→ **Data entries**
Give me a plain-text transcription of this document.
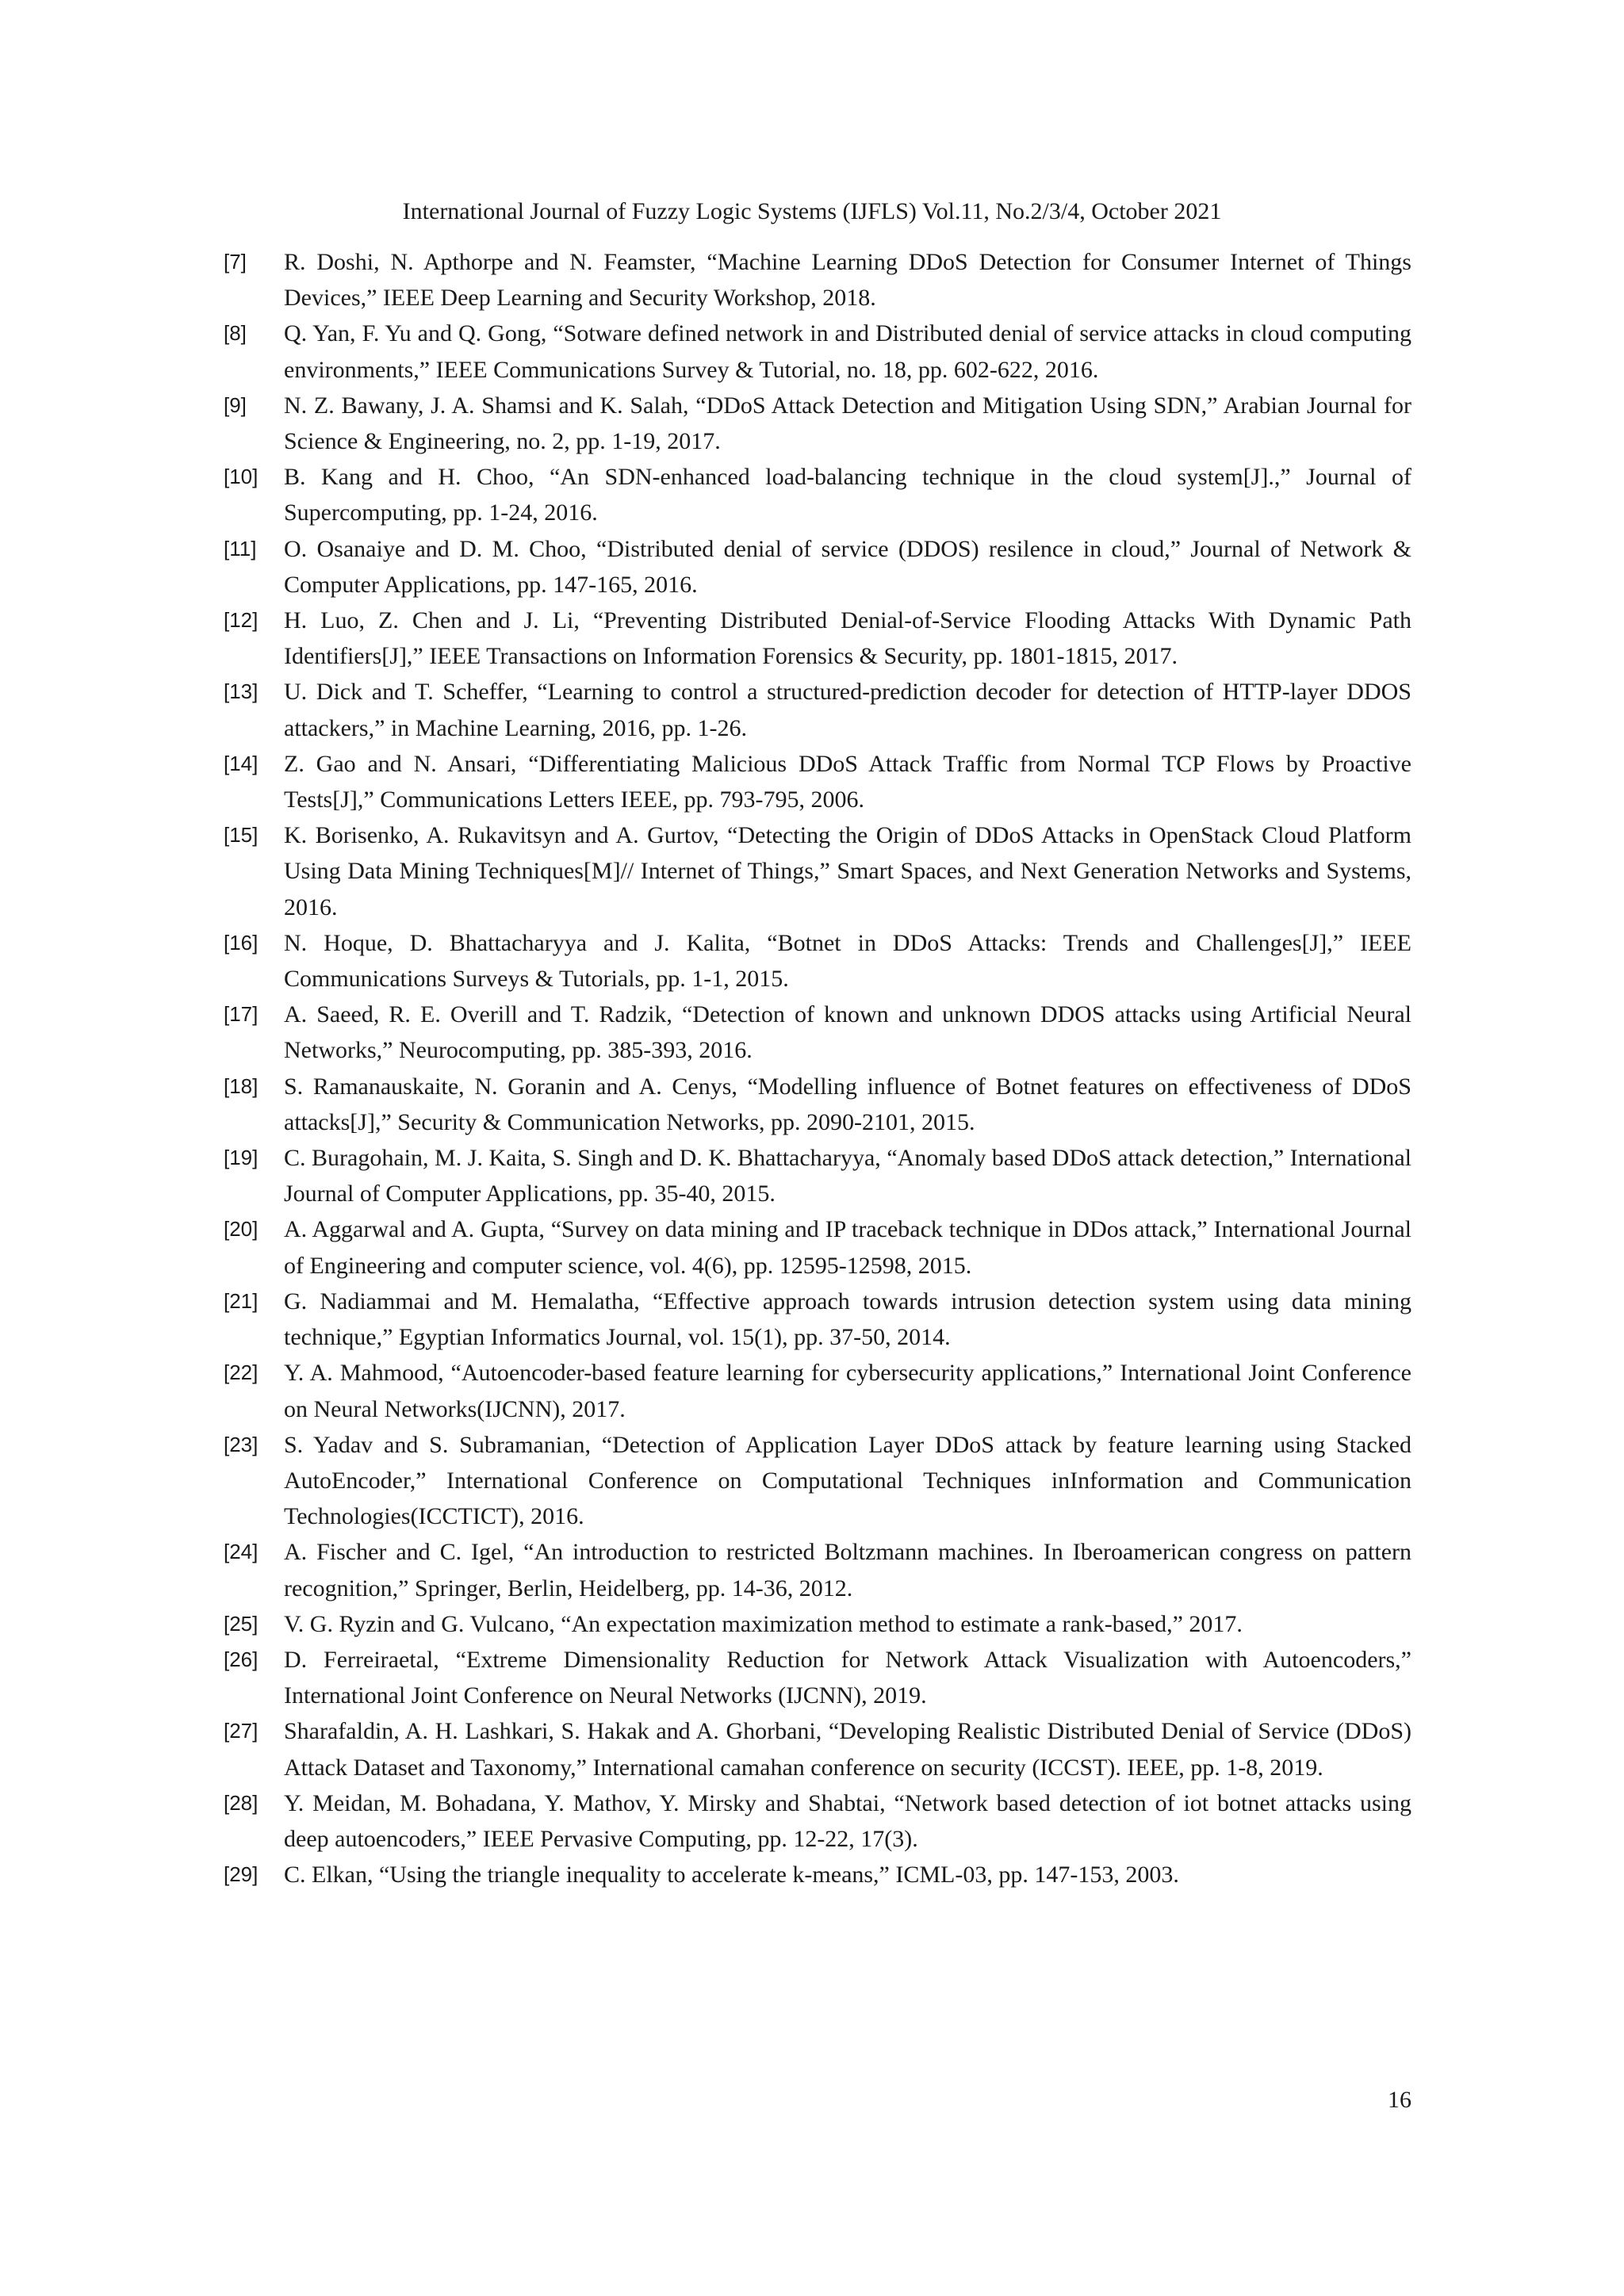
International Journal of Fuzzy Logic Systems (IJFLS) Vol.11, No.2/3/4, October 2021
[7]	R. Doshi, N. Apthorpe and N. Feamster, “Machine Learning DDoS Detection for Consumer Internet of Things Devices,” IEEE Deep Learning and Security Workshop, 2018.
[8]	Q. Yan, F. Yu and Q. Gong, “Sotware defined network in and Distributed denial of service attacks in cloud computing environments,” IEEE Communications Survey & Tutorial, no. 18, pp. 602-622, 2016.
[9]	N. Z. Bawany, J. A. Shamsi and K. Salah, “DDoS Attack Detection and Mitigation Using SDN,” Arabian Journal for Science & Engineering, no. 2, pp. 1-19, 2017.
[10]	B. Kang and H. Choo, “An SDN-enhanced load-balancing technique in the cloud system[J].,” Journal of Supercomputing, pp. 1-24, 2016.
[11]	O. Osanaiye and D. M. Choo, “Distributed denial of service (DDOS) resilence in cloud,” Journal of Network & Computer Applications, pp. 147-165, 2016.
[12]	H. Luo, Z. Chen and J. Li, “Preventing Distributed Denial-of-Service Flooding Attacks With Dynamic Path Identifiers[J],” IEEE Transactions on Information Forensics & Security, pp. 1801-1815, 2017.
[13]	U. Dick and T. Scheffer, “Learning to control a structured-prediction decoder for detection of HTTP-layer DDOS attackers,” in Machine Learning, 2016, pp. 1-26.
[14]	Z. Gao and N. Ansari, “Differentiating Malicious DDoS Attack Traffic from Normal TCP Flows by Proactive Tests[J],” Communications Letters IEEE, pp. 793-795, 2006.
[15]	K. Borisenko, A. Rukavitsyn and A. Gurtov, “Detecting the Origin of DDoS Attacks in OpenStack Cloud Platform Using Data Mining Techniques[M]// Internet of Things,” Smart Spaces, and Next Generation Networks and Systems, 2016.
[16]	N. Hoque, D. Bhattacharyya and J. Kalita, “Botnet in DDoS Attacks: Trends and Challenges[J],” IEEE Communications Surveys & Tutorials, pp. 1-1, 2015.
[17]	A. Saeed, R. E. Overill and T. Radzik, “Detection of known and unknown DDOS attacks using Artificial Neural Networks,” Neurocomputing, pp. 385-393, 2016.
[18]	S. Ramanauskaite, N. Goranin and A. Cenys, “Modelling influence of Botnet features on effectiveness of DDoS attacks[J],” Security & Communication Networks, pp. 2090-2101, 2015.
[19]	C. Buragohain, M. J. Kaita, S. Singh and D. K. Bhattacharyya, “Anomaly based DDoS attack detection,” International Journal of Computer Applications, pp. 35-40, 2015.
[20]	A. Aggarwal and A. Gupta, “Survey on data mining and IP traceback technique in DDos attack,” International Journal of Engineering and computer science, vol. 4(6), pp. 12595-12598, 2015.
[21]	G. Nadiammai and M. Hemalatha, “Effective approach towards intrusion detection system using data mining technique,” Egyptian Informatics Journal, vol. 15(1), pp. 37-50, 2014.
[22]	Y. A. Mahmood, “Autoencoder-based feature learning for cybersecurity applications,” International Joint Conference on Neural Networks(IJCNN), 2017.
[23]	S. Yadav and S. Subramanian, “Detection of Application Layer DDoS attack by feature learning using Stacked AutoEncoder,” International Conference on Computational Techniques inInformation and Communication Technologies(ICCTICT), 2016.
[24]	A. Fischer and C. Igel, “An introduction to restricted Boltzmann machines. In Iberoamerican congress on pattern recognition,” Springer, Berlin, Heidelberg, pp. 14-36, 2012.
[25]	V. G. Ryzin and G. Vulcano, “An expectation maximization method to estimate a rank-based,” 2017.
[26]	D. Ferreiraetal, “Extreme Dimensionality Reduction for Network Attack Visualization with Autoencoders,” International Joint Conference on Neural Networks (IJCNN), 2019.
[27]	Sharafaldin, A. H. Lashkari, S. Hakak and A. Ghorbani, “Developing Realistic Distributed Denial of Service (DDoS) Attack Dataset and Taxonomy,” International camahan conference on security (ICCST). IEEE, pp. 1-8, 2019.
[28]	Y. Meidan, M. Bohadana, Y. Mathov, Y. Mirsky and Shabtai, “Network based detection of iot botnet attacks using deep autoencoders,” IEEE Pervasive Computing, pp. 12-22, 17(3).
[29]	C. Elkan, “Using the triangle inequality to accelerate k-means,” ICML-03, pp. 147-153, 2003.
16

→ **DIRECTIONS**
Pull every line containing "based" out of the records.

→ **ANSWER TO THIS PROBLEM**
[19]	C. Buragohain, M. J. Kaita, S. Singh and D. K. Bhattacharyya, “Anomaly based DDoS attack detection,” International Journal of Computer Applications, pp. 35-40, 2015.
[22]	Y. A. Mahmood, “Autoencoder-based feature learning for cybersecurity applications,” International Joint Conference on Neural Networks(IJCNN), 2017.
[25]	V. G. Ryzin and G. Vulcano, “An expectation maximization method to estimate a rank-based,” 2017.
[28]	Y. Meidan, M. Bohadana, Y. Mathov, Y. Mirsky and Shabtai, “Network based detection of iot botnet attacks using deep autoencoders,” IEEE Pervasive Computing, pp. 12-22, 17(3).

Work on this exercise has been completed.